Copy the material below character for character, from its first line through the line with "app-icon bbox=[4, 4, 19, 19]", and stop there.

▶ [Source records]:
-- -- --

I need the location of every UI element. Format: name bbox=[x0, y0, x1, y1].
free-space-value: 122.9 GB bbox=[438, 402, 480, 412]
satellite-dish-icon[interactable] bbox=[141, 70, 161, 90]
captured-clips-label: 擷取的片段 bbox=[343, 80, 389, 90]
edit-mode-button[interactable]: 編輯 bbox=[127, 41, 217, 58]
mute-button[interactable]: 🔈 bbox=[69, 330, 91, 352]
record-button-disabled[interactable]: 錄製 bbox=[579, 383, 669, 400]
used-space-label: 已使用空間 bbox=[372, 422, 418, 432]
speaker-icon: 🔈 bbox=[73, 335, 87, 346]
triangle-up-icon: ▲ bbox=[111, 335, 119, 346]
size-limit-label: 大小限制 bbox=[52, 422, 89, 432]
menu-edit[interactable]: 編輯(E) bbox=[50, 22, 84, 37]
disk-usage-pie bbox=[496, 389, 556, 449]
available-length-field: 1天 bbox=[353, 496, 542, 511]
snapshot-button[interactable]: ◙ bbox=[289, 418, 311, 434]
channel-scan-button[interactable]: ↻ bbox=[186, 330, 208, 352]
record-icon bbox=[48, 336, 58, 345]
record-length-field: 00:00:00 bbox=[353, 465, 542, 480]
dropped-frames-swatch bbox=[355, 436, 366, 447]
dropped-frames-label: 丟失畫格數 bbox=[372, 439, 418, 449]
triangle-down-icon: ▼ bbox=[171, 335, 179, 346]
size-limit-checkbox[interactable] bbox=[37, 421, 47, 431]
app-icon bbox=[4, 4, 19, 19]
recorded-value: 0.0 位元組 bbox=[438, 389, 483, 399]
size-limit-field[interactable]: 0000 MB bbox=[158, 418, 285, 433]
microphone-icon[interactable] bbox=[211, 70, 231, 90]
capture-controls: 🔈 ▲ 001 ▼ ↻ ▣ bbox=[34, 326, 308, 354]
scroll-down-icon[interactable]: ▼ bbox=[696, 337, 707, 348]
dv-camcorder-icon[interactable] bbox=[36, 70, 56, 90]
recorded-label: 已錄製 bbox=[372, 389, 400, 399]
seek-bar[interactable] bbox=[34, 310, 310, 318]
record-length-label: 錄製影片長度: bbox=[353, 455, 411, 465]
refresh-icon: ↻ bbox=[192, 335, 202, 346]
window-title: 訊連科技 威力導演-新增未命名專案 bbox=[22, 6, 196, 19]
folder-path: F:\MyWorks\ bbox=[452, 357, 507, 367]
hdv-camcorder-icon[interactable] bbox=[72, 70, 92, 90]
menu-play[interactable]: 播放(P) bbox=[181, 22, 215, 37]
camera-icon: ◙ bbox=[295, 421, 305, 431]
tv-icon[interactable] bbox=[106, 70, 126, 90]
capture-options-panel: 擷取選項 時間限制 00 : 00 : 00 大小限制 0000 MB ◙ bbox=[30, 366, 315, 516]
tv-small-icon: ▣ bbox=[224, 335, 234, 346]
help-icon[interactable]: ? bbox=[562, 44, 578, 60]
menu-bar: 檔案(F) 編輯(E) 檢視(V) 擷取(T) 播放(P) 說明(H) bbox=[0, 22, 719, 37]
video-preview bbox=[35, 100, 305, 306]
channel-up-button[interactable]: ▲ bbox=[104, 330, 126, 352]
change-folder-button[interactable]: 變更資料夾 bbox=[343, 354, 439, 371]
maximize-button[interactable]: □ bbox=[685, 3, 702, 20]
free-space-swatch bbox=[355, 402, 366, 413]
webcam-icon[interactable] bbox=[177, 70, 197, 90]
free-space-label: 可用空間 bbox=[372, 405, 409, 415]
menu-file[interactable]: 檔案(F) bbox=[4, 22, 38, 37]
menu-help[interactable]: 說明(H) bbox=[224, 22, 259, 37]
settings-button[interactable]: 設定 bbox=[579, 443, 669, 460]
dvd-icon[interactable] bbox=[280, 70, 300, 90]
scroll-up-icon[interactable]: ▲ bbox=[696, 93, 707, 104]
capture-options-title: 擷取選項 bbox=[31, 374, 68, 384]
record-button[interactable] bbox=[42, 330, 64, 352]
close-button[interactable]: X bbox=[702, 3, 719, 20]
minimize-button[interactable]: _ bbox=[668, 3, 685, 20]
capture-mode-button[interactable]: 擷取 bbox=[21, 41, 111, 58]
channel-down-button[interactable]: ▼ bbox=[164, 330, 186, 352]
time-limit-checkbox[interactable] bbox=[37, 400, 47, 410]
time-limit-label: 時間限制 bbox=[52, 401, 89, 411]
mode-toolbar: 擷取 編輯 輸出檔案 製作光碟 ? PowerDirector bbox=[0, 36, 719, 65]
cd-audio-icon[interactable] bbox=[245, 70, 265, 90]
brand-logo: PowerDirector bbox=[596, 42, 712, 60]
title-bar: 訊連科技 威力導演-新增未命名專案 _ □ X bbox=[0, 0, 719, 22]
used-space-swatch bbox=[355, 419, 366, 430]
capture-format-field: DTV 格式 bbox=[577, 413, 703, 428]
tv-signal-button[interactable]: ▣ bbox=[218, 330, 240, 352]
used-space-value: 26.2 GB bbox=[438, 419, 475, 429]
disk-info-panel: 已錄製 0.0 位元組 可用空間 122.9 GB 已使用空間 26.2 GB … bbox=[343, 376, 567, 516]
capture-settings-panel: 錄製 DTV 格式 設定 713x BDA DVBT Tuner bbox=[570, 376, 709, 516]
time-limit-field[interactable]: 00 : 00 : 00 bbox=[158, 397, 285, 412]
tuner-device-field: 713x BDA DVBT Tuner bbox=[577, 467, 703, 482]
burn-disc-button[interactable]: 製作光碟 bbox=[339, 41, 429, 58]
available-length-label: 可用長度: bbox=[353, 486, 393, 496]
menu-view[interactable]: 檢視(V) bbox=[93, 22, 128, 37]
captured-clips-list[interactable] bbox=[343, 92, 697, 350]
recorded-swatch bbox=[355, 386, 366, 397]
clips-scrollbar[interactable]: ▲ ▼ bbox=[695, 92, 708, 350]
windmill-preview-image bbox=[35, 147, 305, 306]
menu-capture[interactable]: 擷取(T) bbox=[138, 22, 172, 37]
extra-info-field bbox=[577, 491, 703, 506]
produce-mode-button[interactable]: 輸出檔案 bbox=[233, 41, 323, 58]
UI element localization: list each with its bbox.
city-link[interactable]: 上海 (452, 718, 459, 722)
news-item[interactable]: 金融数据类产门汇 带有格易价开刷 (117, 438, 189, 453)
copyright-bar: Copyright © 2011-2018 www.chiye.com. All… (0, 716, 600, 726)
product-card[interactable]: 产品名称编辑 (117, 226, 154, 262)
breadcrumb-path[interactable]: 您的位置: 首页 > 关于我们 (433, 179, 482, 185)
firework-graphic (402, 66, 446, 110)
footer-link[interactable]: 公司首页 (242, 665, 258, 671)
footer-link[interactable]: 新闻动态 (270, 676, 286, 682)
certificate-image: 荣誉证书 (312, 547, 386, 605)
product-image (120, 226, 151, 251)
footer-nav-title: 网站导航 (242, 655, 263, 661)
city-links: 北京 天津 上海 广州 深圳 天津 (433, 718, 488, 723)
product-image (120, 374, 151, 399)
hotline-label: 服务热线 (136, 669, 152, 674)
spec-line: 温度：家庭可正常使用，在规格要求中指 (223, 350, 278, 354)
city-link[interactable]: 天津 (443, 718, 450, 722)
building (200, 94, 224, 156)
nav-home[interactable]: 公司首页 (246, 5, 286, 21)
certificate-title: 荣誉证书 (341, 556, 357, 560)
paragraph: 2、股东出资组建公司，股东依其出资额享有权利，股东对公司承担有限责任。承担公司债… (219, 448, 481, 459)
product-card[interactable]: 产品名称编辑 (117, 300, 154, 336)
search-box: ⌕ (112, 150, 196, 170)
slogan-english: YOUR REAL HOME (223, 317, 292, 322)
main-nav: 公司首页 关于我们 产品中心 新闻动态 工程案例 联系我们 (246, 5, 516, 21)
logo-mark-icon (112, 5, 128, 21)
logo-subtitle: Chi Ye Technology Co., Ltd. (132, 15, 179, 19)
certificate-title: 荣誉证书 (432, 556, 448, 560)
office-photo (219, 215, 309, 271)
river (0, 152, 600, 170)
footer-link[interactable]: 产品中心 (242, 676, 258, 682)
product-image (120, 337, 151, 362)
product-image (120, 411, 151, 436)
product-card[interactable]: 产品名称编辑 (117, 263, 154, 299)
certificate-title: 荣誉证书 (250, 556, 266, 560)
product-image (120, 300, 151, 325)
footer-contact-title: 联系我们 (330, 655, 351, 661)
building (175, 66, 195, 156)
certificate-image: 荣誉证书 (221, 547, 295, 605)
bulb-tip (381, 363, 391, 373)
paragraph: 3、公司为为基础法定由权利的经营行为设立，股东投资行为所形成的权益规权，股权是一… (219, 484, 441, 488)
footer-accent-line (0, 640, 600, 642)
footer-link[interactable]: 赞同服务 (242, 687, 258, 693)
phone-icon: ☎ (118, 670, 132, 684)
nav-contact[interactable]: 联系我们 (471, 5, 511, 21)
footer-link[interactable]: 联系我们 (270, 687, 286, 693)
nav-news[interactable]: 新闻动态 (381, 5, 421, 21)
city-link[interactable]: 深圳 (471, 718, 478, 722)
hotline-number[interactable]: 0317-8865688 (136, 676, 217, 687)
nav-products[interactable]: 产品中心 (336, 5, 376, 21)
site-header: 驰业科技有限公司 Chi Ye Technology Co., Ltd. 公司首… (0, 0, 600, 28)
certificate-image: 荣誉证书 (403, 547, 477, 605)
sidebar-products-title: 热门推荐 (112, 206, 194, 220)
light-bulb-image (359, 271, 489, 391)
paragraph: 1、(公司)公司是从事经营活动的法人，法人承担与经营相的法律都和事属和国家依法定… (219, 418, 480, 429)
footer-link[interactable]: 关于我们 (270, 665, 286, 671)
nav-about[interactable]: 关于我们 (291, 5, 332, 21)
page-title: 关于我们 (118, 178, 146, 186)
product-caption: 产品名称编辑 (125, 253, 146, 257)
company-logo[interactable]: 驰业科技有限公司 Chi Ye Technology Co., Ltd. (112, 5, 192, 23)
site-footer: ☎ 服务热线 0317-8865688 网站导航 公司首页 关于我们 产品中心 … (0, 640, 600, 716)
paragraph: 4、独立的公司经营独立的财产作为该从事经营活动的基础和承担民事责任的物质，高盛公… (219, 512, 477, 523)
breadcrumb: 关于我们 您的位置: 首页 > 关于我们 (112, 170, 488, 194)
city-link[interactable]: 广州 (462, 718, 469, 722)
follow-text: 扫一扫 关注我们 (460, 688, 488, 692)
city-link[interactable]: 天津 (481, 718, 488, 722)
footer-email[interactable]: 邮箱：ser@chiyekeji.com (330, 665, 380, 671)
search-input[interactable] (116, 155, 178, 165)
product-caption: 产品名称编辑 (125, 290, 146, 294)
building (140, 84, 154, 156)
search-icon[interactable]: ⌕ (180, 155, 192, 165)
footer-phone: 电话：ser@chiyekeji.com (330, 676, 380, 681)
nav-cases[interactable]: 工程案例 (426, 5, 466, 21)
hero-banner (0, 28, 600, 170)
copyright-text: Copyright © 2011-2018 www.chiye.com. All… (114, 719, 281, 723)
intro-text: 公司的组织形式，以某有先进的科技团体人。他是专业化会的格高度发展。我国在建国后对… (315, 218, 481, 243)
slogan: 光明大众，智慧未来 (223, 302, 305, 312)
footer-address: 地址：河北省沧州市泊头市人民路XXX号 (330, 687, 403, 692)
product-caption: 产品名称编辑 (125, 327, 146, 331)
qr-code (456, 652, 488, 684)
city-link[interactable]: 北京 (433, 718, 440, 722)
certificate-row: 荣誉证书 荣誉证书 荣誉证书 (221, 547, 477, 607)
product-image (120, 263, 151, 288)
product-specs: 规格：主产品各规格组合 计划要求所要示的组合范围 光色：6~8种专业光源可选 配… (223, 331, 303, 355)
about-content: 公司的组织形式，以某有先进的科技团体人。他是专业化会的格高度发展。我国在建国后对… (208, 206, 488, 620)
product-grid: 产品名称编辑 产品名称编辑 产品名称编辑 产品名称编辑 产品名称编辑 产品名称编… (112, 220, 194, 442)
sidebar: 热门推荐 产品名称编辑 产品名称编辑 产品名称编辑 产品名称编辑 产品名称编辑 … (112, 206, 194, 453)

-- -- --

▶ [Reply to the exercise]:
I need the location of every UI element. Format: name bbox=[x0, y0, x1, y1].
free-space-value: 122.9 GB bbox=[438, 402, 480, 412]
satellite-dish-icon[interactable] bbox=[141, 70, 161, 90]
captured-clips-label: 擷取的片段 bbox=[343, 80, 389, 90]
edit-mode-button[interactable]: 編輯 bbox=[127, 41, 217, 58]
mute-button[interactable]: 🔈 bbox=[69, 330, 91, 352]
record-button-disabled[interactable]: 錄製 bbox=[579, 383, 669, 400]
used-space-label: 已使用空間 bbox=[372, 422, 418, 432]
speaker-icon: 🔈 bbox=[73, 335, 87, 346]
triangle-up-icon: ▲ bbox=[111, 335, 119, 346]
size-limit-label: 大小限制 bbox=[52, 422, 89, 432]
menu-edit[interactable]: 編輯(E) bbox=[50, 22, 84, 37]
disk-usage-pie bbox=[496, 389, 556, 449]
available-length-field: 1天 bbox=[353, 496, 542, 511]
snapshot-button[interactable]: ◙ bbox=[289, 418, 311, 434]
channel-scan-button[interactable]: ↻ bbox=[186, 330, 208, 352]
record-icon bbox=[48, 336, 58, 345]
record-length-field: 00:00:00 bbox=[353, 465, 542, 480]
dropped-frames-swatch bbox=[355, 436, 366, 447]
dropped-frames-label: 丟失畫格數 bbox=[372, 439, 418, 449]
triangle-down-icon: ▼ bbox=[171, 335, 179, 346]
size-limit-checkbox[interactable] bbox=[37, 421, 47, 431]
app-icon bbox=[4, 4, 19, 19]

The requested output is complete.